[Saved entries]
>> BEGIN

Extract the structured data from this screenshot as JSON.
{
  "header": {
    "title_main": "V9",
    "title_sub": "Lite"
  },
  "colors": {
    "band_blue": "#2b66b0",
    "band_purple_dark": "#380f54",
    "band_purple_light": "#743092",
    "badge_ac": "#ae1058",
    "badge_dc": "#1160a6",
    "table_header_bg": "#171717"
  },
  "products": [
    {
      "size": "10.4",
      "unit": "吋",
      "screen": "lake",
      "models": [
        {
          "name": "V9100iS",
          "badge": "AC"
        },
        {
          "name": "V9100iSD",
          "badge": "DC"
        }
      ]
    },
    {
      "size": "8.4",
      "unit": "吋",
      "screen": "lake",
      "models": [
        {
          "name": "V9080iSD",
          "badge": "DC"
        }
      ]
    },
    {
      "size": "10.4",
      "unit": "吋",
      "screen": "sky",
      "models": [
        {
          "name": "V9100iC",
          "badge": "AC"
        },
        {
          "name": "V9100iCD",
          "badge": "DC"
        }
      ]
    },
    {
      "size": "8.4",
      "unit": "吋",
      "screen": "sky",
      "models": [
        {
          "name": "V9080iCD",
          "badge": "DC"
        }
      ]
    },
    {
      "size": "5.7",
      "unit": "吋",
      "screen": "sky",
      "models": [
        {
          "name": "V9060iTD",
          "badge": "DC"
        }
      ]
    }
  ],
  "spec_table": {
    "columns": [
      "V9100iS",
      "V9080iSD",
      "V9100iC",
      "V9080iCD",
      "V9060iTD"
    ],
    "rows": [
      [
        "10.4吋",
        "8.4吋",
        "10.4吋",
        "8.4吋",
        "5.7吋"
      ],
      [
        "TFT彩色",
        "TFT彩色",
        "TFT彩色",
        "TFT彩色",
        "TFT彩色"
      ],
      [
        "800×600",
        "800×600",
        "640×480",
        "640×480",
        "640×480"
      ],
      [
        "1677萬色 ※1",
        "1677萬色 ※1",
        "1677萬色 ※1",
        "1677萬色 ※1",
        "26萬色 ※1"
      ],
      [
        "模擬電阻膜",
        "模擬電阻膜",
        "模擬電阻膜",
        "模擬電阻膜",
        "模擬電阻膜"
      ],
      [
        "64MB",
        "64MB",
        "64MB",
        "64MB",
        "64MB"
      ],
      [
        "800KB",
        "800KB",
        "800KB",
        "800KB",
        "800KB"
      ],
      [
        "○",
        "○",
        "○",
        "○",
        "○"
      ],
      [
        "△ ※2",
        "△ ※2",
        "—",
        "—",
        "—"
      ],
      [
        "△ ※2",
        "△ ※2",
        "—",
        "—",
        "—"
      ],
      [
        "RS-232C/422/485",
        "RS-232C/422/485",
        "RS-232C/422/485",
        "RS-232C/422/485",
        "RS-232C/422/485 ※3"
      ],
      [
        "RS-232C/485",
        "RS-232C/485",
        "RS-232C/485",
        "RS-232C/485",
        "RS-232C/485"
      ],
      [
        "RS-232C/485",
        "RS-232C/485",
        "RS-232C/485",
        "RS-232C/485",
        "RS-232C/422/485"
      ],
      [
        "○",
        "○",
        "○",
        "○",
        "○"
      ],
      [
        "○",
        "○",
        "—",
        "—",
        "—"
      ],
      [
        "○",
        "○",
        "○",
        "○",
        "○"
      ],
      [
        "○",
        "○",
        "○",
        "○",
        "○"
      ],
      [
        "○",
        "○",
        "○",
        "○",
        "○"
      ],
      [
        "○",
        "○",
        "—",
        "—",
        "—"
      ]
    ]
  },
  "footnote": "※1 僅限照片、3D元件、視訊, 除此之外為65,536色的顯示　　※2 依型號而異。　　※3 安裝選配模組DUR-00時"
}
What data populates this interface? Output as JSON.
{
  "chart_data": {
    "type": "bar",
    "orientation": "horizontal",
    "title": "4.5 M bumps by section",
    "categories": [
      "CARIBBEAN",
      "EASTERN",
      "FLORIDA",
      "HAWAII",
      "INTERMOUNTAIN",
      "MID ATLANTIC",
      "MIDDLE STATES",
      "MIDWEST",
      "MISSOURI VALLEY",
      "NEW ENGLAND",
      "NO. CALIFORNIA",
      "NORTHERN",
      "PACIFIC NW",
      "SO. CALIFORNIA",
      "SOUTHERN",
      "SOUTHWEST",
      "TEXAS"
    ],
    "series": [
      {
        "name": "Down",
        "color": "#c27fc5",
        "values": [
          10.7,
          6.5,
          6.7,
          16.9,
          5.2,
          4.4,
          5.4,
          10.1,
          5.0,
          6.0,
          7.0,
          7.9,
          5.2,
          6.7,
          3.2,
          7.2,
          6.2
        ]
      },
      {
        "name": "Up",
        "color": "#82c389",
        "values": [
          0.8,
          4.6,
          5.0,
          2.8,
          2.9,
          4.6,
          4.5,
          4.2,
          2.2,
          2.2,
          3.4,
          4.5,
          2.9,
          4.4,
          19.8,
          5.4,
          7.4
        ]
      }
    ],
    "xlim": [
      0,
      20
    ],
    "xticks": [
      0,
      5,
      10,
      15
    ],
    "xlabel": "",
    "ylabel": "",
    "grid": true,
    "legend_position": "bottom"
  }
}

>> END

> **Stated exercise**: Copy each line of the data that contains the word "this".

> **Reply**:
Extract the structured data from this screenshot as JSON.
What data populates this interface? Output as JSON.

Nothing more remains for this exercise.